## TASK BRIEF:
Write each record again exactly as it stands.

## RECORD LIST:

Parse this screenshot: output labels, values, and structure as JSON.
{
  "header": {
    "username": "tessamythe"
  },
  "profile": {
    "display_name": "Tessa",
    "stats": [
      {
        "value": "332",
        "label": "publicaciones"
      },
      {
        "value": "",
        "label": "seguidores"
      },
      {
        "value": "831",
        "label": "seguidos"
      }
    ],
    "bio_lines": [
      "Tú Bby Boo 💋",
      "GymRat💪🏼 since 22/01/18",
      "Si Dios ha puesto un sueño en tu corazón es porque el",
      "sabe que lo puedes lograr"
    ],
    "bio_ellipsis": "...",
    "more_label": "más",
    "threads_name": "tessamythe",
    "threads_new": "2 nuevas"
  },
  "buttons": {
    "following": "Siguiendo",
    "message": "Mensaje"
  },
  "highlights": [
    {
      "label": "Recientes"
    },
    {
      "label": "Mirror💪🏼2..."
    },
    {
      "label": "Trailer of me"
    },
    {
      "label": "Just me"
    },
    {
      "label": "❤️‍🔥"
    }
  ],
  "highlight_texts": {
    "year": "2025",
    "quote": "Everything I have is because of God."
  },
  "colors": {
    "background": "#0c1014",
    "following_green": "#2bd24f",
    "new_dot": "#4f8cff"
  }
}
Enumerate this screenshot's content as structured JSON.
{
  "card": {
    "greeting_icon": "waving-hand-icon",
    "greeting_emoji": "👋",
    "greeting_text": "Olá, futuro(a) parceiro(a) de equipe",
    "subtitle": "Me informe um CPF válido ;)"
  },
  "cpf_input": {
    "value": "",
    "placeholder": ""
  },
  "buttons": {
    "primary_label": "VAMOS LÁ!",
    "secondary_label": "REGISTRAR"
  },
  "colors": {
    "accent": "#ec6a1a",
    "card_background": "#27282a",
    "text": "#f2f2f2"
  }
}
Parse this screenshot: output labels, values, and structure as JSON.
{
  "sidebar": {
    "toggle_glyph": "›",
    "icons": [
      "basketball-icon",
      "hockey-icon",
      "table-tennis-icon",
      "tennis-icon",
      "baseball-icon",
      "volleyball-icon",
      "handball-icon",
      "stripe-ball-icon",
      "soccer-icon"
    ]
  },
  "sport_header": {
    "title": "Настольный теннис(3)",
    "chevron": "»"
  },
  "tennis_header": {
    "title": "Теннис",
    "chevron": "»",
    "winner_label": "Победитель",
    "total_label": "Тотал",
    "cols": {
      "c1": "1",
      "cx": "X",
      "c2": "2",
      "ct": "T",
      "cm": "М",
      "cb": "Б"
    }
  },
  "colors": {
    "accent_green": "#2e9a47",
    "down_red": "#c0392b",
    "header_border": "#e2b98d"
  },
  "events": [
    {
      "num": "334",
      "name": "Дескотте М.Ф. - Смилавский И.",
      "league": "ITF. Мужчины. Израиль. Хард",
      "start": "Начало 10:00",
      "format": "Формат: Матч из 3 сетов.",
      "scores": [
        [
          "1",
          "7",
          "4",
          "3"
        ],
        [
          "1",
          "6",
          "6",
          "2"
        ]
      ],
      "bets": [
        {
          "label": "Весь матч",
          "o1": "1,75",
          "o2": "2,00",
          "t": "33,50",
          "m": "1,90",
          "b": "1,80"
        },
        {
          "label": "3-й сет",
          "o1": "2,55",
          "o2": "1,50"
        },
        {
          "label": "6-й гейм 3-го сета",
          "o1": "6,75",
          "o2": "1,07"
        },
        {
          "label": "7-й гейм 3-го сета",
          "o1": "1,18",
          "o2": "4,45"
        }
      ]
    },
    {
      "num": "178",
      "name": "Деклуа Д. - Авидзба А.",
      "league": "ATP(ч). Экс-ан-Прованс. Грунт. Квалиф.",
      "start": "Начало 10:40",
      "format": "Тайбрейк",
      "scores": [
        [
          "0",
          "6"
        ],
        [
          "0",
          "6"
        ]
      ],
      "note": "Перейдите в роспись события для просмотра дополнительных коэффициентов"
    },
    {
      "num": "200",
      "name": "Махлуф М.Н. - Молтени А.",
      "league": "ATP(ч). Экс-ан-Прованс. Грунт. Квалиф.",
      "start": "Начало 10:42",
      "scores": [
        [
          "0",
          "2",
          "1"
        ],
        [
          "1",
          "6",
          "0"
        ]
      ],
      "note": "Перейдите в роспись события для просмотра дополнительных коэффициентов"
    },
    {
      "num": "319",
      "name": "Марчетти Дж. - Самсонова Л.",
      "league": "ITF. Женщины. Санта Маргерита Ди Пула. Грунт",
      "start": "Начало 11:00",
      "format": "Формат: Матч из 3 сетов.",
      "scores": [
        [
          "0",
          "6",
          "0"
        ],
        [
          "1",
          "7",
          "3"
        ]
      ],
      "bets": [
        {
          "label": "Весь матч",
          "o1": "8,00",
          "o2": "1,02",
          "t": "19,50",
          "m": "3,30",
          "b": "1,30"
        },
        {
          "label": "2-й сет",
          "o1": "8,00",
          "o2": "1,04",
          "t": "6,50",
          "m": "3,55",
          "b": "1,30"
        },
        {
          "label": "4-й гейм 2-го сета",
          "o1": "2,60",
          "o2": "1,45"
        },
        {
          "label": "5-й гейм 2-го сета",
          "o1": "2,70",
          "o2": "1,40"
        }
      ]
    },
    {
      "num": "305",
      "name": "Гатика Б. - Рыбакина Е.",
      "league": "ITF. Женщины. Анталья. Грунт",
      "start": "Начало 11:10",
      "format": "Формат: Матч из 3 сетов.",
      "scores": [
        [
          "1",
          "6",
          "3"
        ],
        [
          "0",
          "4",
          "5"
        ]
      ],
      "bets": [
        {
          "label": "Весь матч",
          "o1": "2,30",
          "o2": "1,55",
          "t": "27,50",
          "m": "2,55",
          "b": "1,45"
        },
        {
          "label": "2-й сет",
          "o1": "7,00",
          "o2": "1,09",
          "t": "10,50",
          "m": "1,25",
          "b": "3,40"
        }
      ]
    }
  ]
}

## SOLVED PROBLEM:
Parse this screenshot: output labels, values, and structure as JSON.
{
  "header": {
    "username": "tessamythe"
  },
  "profile": {
    "display_name": "Tessa",
    "stats": [
      {
        "value": "332",
        "label": "publicaciones"
      },
      {
        "value": "",
        "label": "seguidores"
      },
      {
        "value": "831",
        "label": "seguidos"
      }
    ],
    "bio_lines": [
      "Tú Bby Boo 💋",
      "GymRat💪🏼 since 22/01/18",
      "Si Dios ha puesto un sueño en tu corazón es porque el",
      "sabe que lo puedes lograr"
    ],
    "bio_ellipsis": "...",
    "more_label": "más",
    "threads_name": "tessamythe",
    "threads_new": "2 nuevas"
  },
  "buttons": {
    "following": "Siguiendo",
    "message": "Mensaje"
  },
  "highlights": [
    {
      "label": "Recientes"
    },
    {
      "label": "Mirror💪🏼2..."
    },
    {
      "label": "Trailer of me"
    },
    {
      "label": "Just me"
    },
    {
      "label": "❤️‍🔥"
    }
  ],
  "highlight_texts": {
    "year": "2025",
    "quote": "Everything I have is because of God."
  },
  "colors": {
    "background": "#0c1014",
    "following_green": "#2bd24f",
    "new_dot": "#4f8cff"
  }
}
Enumerate this screenshot's content as structured JSON.
{
  "card": {
    "greeting_icon": "waving-hand-icon",
    "greeting_emoji": "👋",
    "greeting_text": "Olá, futuro(a) parceiro(a) de equipe",
    "subtitle": "Me informe um CPF válido ;)"
  },
  "cpf_input": {
    "value": "",
    "placeholder": ""
  },
  "buttons": {
    "primary_label": "VAMOS LÁ!",
    "secondary_label": "REGISTRAR"
  },
  "colors": {
    "accent": "#ec6a1a",
    "card_background": "#27282a",
    "text": "#f2f2f2"
  }
}
Parse this screenshot: output labels, values, and structure as JSON.
{
  "sidebar": {
    "toggle_glyph": "›",
    "icons": [
      "basketball-icon",
      "hockey-icon",
      "table-tennis-icon",
      "tennis-icon",
      "baseball-icon",
      "volleyball-icon",
      "handball-icon",
      "stripe-ball-icon",
      "soccer-icon"
    ]
  },
  "sport_header": {
    "title": "Настольный теннис(3)",
    "chevron": "»"
  },
  "tennis_header": {
    "title": "Теннис",
    "chevron": "»",
    "winner_label": "Победитель",
    "total_label": "Тотал",
    "cols": {
      "c1": "1",
      "cx": "X",
      "c2": "2",
      "ct": "T",
      "cm": "М",
      "cb": "Б"
    }
  },
  "colors": {
    "accent_green": "#2e9a47",
    "down_red": "#c0392b",
    "header_border": "#e2b98d"
  },
  "events": [
    {
      "num": "334",
      "name": "Дескотте М.Ф. - Смилавский И.",
      "league": "ITF. Мужчины. Израиль. Хард",
      "start": "Начало 10:00",
      "format": "Формат: Матч из 3 сетов.",
      "scores": [
        [
          "1",
          "7",
          "4",
          "3"
        ],
        [
          "1",
          "6",
          "6",
          "2"
        ]
      ],
      "bets": [
        {
          "label": "Весь матч",
          "o1": "1,75",
          "o2": "2,00",
          "t": "33,50",
          "m": "1,90",
          "b": "1,80"
        },
        {
          "label": "3-й сет",
          "o1": "2,55",
          "o2": "1,50"
        },
        {
          "label": "6-й гейм 3-го сета",
          "o1": "6,75",
          "o2": "1,07"
        },
        {
          "label": "7-й гейм 3-го сета",
          "o1": "1,18",
          "o2": "4,45"
        }
      ]
    },
    {
      "num": "178",
      "name": "Деклуа Д. - Авидзба А.",
      "league": "ATP(ч). Экс-ан-Прованс. Грунт. Квалиф.",
      "start": "Начало 10:40",
      "format": "Тайбрейк",
      "scores": [
        [
          "0",
          "6"
        ],
        [
          "0",
          "6"
        ]
      ],
      "note": "Перейдите в роспись события для просмотра дополнительных коэффициентов"
    },
    {
      "num": "200",
      "name": "Махлуф М.Н. - Молтени А.",
      "league": "ATP(ч). Экс-ан-Прованс. Грунт. Квалиф.",
      "start": "Начало 10:42",
      "scores": [
        [
          "0",
          "2",
          "1"
        ],
        [
          "1",
          "6",
          "0"
        ]
      ],
      "note": "Перейдите в роспись события для просмотра дополнительных коэффициентов"
    },
    {
      "num": "319",
      "name": "Марчетти Дж. - Самсонова Л.",
      "league": "ITF. Женщины. Санта Маргерита Ди Пула. Грунт",
      "start": "Начало 11:00",
      "format": "Формат: Матч из 3 сетов.",
      "scores": [
        [
          "0",
          "6",
          "0"
        ],
        [
          "1",
          "7",
          "3"
        ]
      ],
      "bets": [
        {
          "label": "Весь матч",
          "o1": "8,00",
          "o2": "1,02",
          "t": "19,50",
          "m": "3,30",
          "b": "1,30"
        },
        {
          "label": "2-й сет",
          "o1": "8,00",
          "o2": "1,04",
          "t": "6,50",
          "m": "3,55",
          "b": "1,30"
        },
        {
          "label": "4-й гейм 2-го сета",
          "o1": "2,60",
          "o2": "1,45"
        },
        {
          "label": "5-й гейм 2-го сета",
          "o1": "2,70",
          "o2": "1,40"
        }
      ]
    },
    {
      "num": "305",
      "name": "Гатика Б. - Рыбакина Е.",
      "league": "ITF. Женщины. Анталья. Грунт",
      "start": "Начало 11:10",
      "format": "Формат: Матч из 3 сетов.",
      "scores": [
        [
          "1",
          "6",
          "3"
        ],
        [
          "0",
          "4",
          "5"
        ]
      ],
      "bets": [
        {
          "label": "Весь матч",
          "o1": "2,30",
          "o2": "1,55",
          "t": "27,50",
          "m": "2,55",
          "b": "1,45"
        },
        {
          "label": "2-й сет",
          "o1": "7,00",
          "o2": "1,09",
          "t": "10,50",
          "m": "1,25",
          "b": "3,40"
        }
      ]
    }
  ]
}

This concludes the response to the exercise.